#### Exercise materials:
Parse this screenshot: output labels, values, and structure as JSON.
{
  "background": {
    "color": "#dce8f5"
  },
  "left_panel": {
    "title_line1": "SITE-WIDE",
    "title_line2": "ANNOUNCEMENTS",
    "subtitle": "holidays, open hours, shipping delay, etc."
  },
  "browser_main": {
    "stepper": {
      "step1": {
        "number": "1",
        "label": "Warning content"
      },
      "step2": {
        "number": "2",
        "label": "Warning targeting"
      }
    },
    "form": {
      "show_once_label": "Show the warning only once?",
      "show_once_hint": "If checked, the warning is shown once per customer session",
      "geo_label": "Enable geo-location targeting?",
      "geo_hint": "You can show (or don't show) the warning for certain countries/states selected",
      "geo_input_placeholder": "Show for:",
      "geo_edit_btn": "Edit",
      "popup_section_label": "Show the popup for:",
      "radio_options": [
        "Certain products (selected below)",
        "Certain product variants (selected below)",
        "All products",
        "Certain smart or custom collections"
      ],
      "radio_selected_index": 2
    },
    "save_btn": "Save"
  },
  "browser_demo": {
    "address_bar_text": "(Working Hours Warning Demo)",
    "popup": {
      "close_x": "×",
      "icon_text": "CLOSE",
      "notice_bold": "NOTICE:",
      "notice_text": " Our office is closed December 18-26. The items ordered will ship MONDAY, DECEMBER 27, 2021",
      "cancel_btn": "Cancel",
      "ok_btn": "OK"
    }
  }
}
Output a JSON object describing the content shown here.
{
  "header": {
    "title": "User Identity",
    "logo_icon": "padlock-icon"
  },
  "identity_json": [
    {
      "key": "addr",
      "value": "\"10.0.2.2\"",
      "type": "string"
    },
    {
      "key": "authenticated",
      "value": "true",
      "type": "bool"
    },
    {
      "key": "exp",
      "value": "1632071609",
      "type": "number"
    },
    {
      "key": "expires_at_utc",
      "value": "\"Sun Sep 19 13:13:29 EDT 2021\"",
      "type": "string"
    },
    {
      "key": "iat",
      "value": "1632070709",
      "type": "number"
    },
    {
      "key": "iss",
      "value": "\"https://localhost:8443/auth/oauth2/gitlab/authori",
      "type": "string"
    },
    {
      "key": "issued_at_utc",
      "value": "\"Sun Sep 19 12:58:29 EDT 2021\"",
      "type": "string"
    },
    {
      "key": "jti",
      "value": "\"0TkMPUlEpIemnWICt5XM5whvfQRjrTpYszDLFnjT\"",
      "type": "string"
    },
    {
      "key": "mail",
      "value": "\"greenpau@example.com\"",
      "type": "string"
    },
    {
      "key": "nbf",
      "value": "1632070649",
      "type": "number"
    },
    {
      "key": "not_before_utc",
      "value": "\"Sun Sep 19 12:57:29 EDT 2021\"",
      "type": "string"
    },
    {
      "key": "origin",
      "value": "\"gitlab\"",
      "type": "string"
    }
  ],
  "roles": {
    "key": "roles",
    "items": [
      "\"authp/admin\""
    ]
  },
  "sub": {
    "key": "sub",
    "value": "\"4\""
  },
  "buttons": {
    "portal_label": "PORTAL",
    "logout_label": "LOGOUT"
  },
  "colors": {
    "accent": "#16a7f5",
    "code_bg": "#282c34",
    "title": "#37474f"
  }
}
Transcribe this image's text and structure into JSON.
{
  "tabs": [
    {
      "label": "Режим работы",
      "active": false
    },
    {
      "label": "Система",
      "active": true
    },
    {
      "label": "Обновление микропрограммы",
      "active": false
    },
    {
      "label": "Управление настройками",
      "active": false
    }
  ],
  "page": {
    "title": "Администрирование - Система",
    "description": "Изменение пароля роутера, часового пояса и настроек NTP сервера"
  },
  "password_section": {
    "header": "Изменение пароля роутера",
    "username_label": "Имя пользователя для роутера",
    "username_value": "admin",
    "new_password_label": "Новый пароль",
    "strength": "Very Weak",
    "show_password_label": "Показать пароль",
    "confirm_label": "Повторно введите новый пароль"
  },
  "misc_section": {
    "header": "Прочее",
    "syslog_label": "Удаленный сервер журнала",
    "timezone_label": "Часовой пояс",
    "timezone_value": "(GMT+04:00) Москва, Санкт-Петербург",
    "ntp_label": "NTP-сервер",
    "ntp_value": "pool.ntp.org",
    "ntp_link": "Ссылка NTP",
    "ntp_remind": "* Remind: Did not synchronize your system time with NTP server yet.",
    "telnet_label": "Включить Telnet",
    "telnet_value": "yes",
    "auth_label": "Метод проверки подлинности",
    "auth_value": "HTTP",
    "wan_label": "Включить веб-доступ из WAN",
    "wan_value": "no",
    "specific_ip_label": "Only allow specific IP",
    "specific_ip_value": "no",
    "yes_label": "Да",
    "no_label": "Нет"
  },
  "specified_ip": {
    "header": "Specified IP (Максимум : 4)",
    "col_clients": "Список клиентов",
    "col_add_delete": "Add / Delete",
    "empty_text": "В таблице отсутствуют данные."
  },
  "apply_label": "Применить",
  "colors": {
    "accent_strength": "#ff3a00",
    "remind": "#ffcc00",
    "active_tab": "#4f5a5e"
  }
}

#### Required task:
Print again each line of the listing above, exactly as it appears.

#### Answer to the exercise:
Parse this screenshot: output labels, values, and structure as JSON.
{
  "background": {
    "color": "#dce8f5"
  },
  "left_panel": {
    "title_line1": "SITE-WIDE",
    "title_line2": "ANNOUNCEMENTS",
    "subtitle": "holidays, open hours, shipping delay, etc."
  },
  "browser_main": {
    "stepper": {
      "step1": {
        "number": "1",
        "label": "Warning content"
      },
      "step2": {
        "number": "2",
        "label": "Warning targeting"
      }
    },
    "form": {
      "show_once_label": "Show the warning only once?",
      "show_once_hint": "If checked, the warning is shown once per customer session",
      "geo_label": "Enable geo-location targeting?",
      "geo_hint": "You can show (or don't show) the warning for certain countries/states selected",
      "geo_input_placeholder": "Show for:",
      "geo_edit_btn": "Edit",
      "popup_section_label": "Show the popup for:",
      "radio_options": [
        "Certain products (selected below)",
        "Certain product variants (selected below)",
        "All products",
        "Certain smart or custom collections"
      ],
      "radio_selected_index": 2
    },
    "save_btn": "Save"
  },
  "browser_demo": {
    "address_bar_text": "(Working Hours Warning Demo)",
    "popup": {
      "close_x": "×",
      "icon_text": "CLOSE",
      "notice_bold": "NOTICE:",
      "notice_text": " Our office is closed December 18-26. The items ordered will ship MONDAY, DECEMBER 27, 2021",
      "cancel_btn": "Cancel",
      "ok_btn": "OK"
    }
  }
}
Output a JSON object describing the content shown here.
{
  "header": {
    "title": "User Identity",
    "logo_icon": "padlock-icon"
  },
  "identity_json": [
    {
      "key": "addr",
      "value": "\"10.0.2.2\"",
      "type": "string"
    },
    {
      "key": "authenticated",
      "value": "true",
      "type": "bool"
    },
    {
      "key": "exp",
      "value": "1632071609",
      "type": "number"
    },
    {
      "key": "expires_at_utc",
      "value": "\"Sun Sep 19 13:13:29 EDT 2021\"",
      "type": "string"
    },
    {
      "key": "iat",
      "value": "1632070709",
      "type": "number"
    },
    {
      "key": "iss",
      "value": "\"https://localhost:8443/auth/oauth2/gitlab/authori",
      "type": "string"
    },
    {
      "key": "issued_at_utc",
      "value": "\"Sun Sep 19 12:58:29 EDT 2021\"",
      "type": "string"
    },
    {
      "key": "jti",
      "value": "\"0TkMPUlEpIemnWICt5XM5whvfQRjrTpYszDLFnjT\"",
      "type": "string"
    },
    {
      "key": "mail",
      "value": "\"greenpau@example.com\"",
      "type": "string"
    },
    {
      "key": "nbf",
      "value": "1632070649",
      "type": "number"
    },
    {
      "key": "not_before_utc",
      "value": "\"Sun Sep 19 12:57:29 EDT 2021\"",
      "type": "string"
    },
    {
      "key": "origin",
      "value": "\"gitlab\"",
      "type": "string"
    }
  ],
  "roles": {
    "key": "roles",
    "items": [
      "\"authp/admin\""
    ]
  },
  "sub": {
    "key": "sub",
    "value": "\"4\""
  },
  "buttons": {
    "portal_label": "PORTAL",
    "logout_label": "LOGOUT"
  },
  "colors": {
    "accent": "#16a7f5",
    "code_bg": "#282c34",
    "title": "#37474f"
  }
}
Transcribe this image's text and structure into JSON.
{
  "tabs": [
    {
      "label": "Режим работы",
      "active": false
    },
    {
      "label": "Система",
      "active": true
    },
    {
      "label": "Обновление микропрограммы",
      "active": false
    },
    {
      "label": "Управление настройками",
      "active": false
    }
  ],
  "page": {
    "title": "Администрирование - Система",
    "description": "Изменение пароля роутера, часового пояса и настроек NTP сервера"
  },
  "password_section": {
    "header": "Изменение пароля роутера",
    "username_label": "Имя пользователя для роутера",
    "username_value": "admin",
    "new_password_label": "Новый пароль",
    "strength": "Very Weak",
    "show_password_label": "Показать пароль",
    "confirm_label": "Повторно введите новый пароль"
  },
  "misc_section": {
    "header": "Прочее",
    "syslog_label": "Удаленный сервер журнала",
    "timezone_label": "Часовой пояс",
    "timezone_value": "(GMT+04:00) Москва, Санкт-Петербург",
    "ntp_label": "NTP-сервер",
    "ntp_value": "pool.ntp.org",
    "ntp_link": "Ссылка NTP",
    "ntp_remind": "* Remind: Did not synchronize your system time with NTP server yet.",
    "telnet_label": "Включить Telnet",
    "telnet_value": "yes",
    "auth_label": "Метод проверки подлинности",
    "auth_value": "HTTP",
    "wan_label": "Включить веб-доступ из WAN",
    "wan_value": "no",
    "specific_ip_label": "Only allow specific IP",
    "specific_ip_value": "no",
    "yes_label": "Да",
    "no_label": "Нет"
  },
  "specified_ip": {
    "header": "Specified IP (Максимум : 4)",
    "col_clients": "Список клиентов",
    "col_add_delete": "Add / Delete",
    "empty_text": "В таблице отсутствуют данные."
  },
  "apply_label": "Применить",
  "colors": {
    "accent_strength": "#ff3a00",
    "remind": "#ffcc00",
    "active_tab": "#4f5a5e"
  }
}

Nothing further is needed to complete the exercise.